[Items uit een dataset]
----
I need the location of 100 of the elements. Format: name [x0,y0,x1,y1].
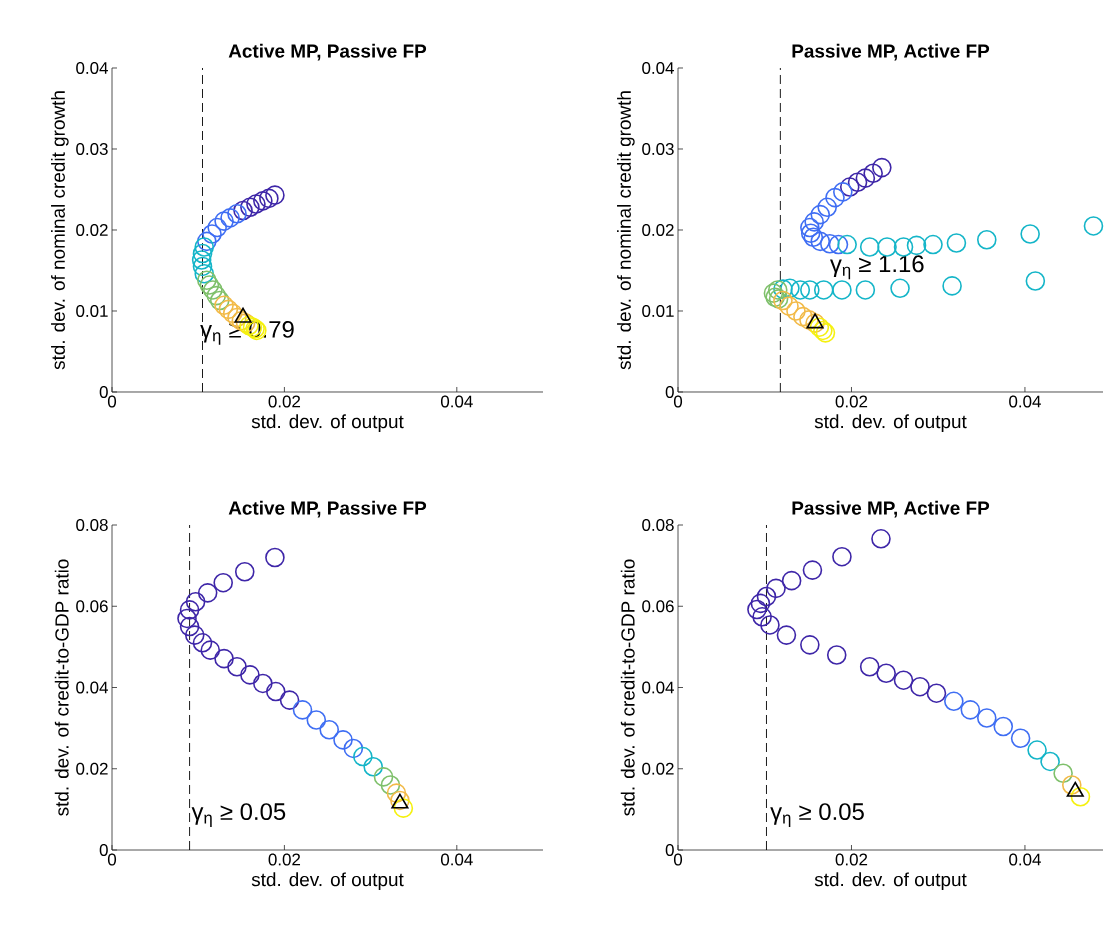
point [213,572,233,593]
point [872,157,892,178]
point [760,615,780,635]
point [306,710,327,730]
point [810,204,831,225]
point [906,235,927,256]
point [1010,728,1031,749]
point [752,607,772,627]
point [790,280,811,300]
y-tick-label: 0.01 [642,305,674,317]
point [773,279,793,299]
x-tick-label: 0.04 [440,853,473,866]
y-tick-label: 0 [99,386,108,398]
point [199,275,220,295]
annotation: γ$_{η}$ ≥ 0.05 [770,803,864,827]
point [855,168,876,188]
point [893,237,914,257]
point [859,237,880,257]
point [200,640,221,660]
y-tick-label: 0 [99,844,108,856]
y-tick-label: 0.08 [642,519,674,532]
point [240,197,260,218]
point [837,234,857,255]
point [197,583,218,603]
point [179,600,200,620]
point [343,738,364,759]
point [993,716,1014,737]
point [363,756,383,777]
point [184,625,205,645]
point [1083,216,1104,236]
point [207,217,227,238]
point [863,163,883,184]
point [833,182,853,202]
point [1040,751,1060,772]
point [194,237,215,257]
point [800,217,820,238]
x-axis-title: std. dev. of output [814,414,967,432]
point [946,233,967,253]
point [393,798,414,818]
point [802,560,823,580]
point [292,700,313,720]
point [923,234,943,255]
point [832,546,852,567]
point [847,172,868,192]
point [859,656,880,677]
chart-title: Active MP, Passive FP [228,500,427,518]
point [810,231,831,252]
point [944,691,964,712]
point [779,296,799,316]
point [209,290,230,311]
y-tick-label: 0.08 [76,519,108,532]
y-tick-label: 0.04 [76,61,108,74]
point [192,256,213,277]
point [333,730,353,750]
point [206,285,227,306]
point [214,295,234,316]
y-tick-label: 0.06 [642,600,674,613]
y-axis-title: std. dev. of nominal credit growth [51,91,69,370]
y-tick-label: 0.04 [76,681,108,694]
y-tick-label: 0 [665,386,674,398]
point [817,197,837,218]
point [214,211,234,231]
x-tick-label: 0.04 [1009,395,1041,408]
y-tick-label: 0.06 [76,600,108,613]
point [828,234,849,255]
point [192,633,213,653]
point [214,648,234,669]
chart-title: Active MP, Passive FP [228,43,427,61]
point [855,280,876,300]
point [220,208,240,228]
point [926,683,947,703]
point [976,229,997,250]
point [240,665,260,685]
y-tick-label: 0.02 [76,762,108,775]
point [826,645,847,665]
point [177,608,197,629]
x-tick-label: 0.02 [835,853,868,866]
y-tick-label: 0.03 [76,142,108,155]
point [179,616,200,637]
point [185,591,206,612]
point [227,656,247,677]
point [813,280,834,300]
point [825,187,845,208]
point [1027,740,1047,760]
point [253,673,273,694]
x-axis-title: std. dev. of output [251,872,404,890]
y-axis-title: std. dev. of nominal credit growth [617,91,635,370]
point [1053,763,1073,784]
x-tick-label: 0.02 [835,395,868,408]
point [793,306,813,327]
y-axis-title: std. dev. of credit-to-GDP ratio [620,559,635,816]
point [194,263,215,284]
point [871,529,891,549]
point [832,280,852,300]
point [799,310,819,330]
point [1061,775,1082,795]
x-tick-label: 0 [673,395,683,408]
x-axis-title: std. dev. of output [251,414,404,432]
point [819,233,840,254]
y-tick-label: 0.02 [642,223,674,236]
----
• **WAT WORDT GEVRAAGD**: Zet alle regels uit de lijst hierboven om in een Markdown-tabel met de kolommen Nr en Regel, zonder lege regels. Laat de plaatjes weg uit je antwoord.

• **RESULTAAT**:
| Nr | Regel |
|---|---|
| 1 | I need the location of 100 of the elements. Format: name [x0,y0,x1,y1]. |
| 2 | point [213,572,233,593] |
| 3 | point [872,157,892,178] |
| 4 | point [760,615,780,635] |
| 5 | point [306,710,327,730] |
| 6 | point [810,204,831,225] |
| 7 | point [906,235,927,256] |
| 8 | point [1010,728,1031,749] |
| 9 | point [752,607,772,627] |
| 10 | point [790,280,811,300] |
| 11 | y-tick-label: 0.01 [642,305,674,317] |
| 12 | point [773,279,793,299] |
| 13 | x-tick-label: 0.04 [440,853,473,866] |
| 14 | y-tick-label: 0 [99,386,108,398] |
| 15 | point [199,275,220,295] |
| 16 | annotation: γ$_{η}$ ≥ 0.05 [770,803,864,827] |
| 17 | point [855,168,876,188] |
| 18 | point [893,237,914,257] |
| 19 | point [859,237,880,257] |
| 20 | point [200,640,221,660] |
| 21 | y-tick-label: 0 [99,844,108,856] |
| 22 | y-tick-label: 0.08 [642,519,674,532] |
| 23 | point [240,197,260,218] |
| 24 | point [837,234,857,255] |
| 25 | point [197,583,218,603] |
| 26 | point [179,600,200,620] |
| 27 | point [343,738,364,759] |
| 28 | point [993,716,1014,737] |
| 29 | point [363,756,383,777] |
| 30 | point [184,625,205,645] |
| 31 | point [1083,216,1104,236] |
| 32 | point [207,217,227,238] |
| 33 | point [863,163,883,184] |
| 34 | point [833,182,853,202] |
| 35 | point [1040,751,1060,772] |
| 36 | point [194,237,215,257] |
| 37 | point [800,217,820,238] |
| 38 | x-axis-title: std. dev. of output [814,414,967,432] |
| 39 | point [946,233,967,253] |
| 40 | point [393,798,414,818] |
| 41 | point [802,560,823,580] |
| 42 | point [292,700,313,720] |
| 43 | point [923,234,943,255] |
| 44 | point [832,546,852,567] |
| 45 | point [847,172,868,192] |
| 46 | point [859,656,880,677] |
| 47 | chart-title: Active MP, Passive FP [228,500,427,518] |
| 48 | point [810,231,831,252] |
| 49 | point [944,691,964,712] |
| 50 | point [779,296,799,316] |
| 51 | point [209,290,230,311] |
| 52 | y-tick-label: 0.08 [76,519,108,532] |
| 53 | y-tick-label: 0.04 [76,61,108,74] |
| 54 | point [192,256,213,277] |
| 55 | point [333,730,353,750] |
| 56 | point [206,285,227,306] |
| 57 | point [214,295,234,316] |
| 58 | y-tick-label: 0.06 [642,600,674,613] |
| 59 | y-axis-title: std. dev. of nominal credit growth [51,91,69,370] |
| 60 | y-tick-label: 0.04 [76,681,108,694] |
| 61 | y-tick-label: 0 [665,386,674,398] |
| 62 | point [817,197,837,218] |
| 63 | point [214,211,234,231] |
| 64 | x-tick-label: 0.04 [1009,395,1041,408] |
| 65 | y-tick-label: 0.06 [76,600,108,613] |
| 66 | point [828,234,849,255] |
| 67 | point [192,633,213,653] |
| 68 | point [214,648,234,669] |
| 69 | chart-title: Active MP, Passive FP [228,43,427,61] |
| 70 | point [855,280,876,300] |
| 71 | point [220,208,240,228] |
| 72 | point [926,683,947,703] |
| 73 | point [976,229,997,250] |
| 74 | point [240,665,260,685] |
| 75 | y-tick-label: 0.02 [76,762,108,775] |
| 76 | point [826,645,847,665] |
| 77 | point [177,608,197,629] |
| 78 | x-tick-label: 0.02 [835,853,868,866] |
| 79 | y-tick-label: 0.03 [76,142,108,155] |
| 80 | point [179,616,200,637] |
| 81 | point [185,591,206,612] |
| 82 | point [227,656,247,677] |
| 83 | point [813,280,834,300] |
| 84 | point [825,187,845,208] |
| 85 | point [1027,740,1047,760] |
| 86 | point [253,673,273,694] |
| 87 | x-axis-title: std. dev. of output [251,872,404,890] |
| 88 | y-axis-title: std. dev. of nominal credit growth [617,91,635,370] |
| 89 | point [1053,763,1073,784] |
| 90 | x-tick-label: 0.02 [835,395,868,408] |
| 91 | point [793,306,813,327] |
| 92 | y-axis-title: std. dev. of credit-to-GDP ratio [620,559,635,816] |
| 93 | point [194,263,215,284] |
| 94 | point [871,529,891,549] |
| 95 | point [832,280,852,300] |
| 96 | point [799,310,819,330] |
| 97 | point [1061,775,1082,795] |
| 98 | x-tick-label: 0 [673,395,683,408] |
| 99 | x-axis-title: std. dev. of output [251,414,404,432] |
| 100 | point [819,233,840,254] |
| 101 | y-tick-label: 0.02 [642,223,674,236] |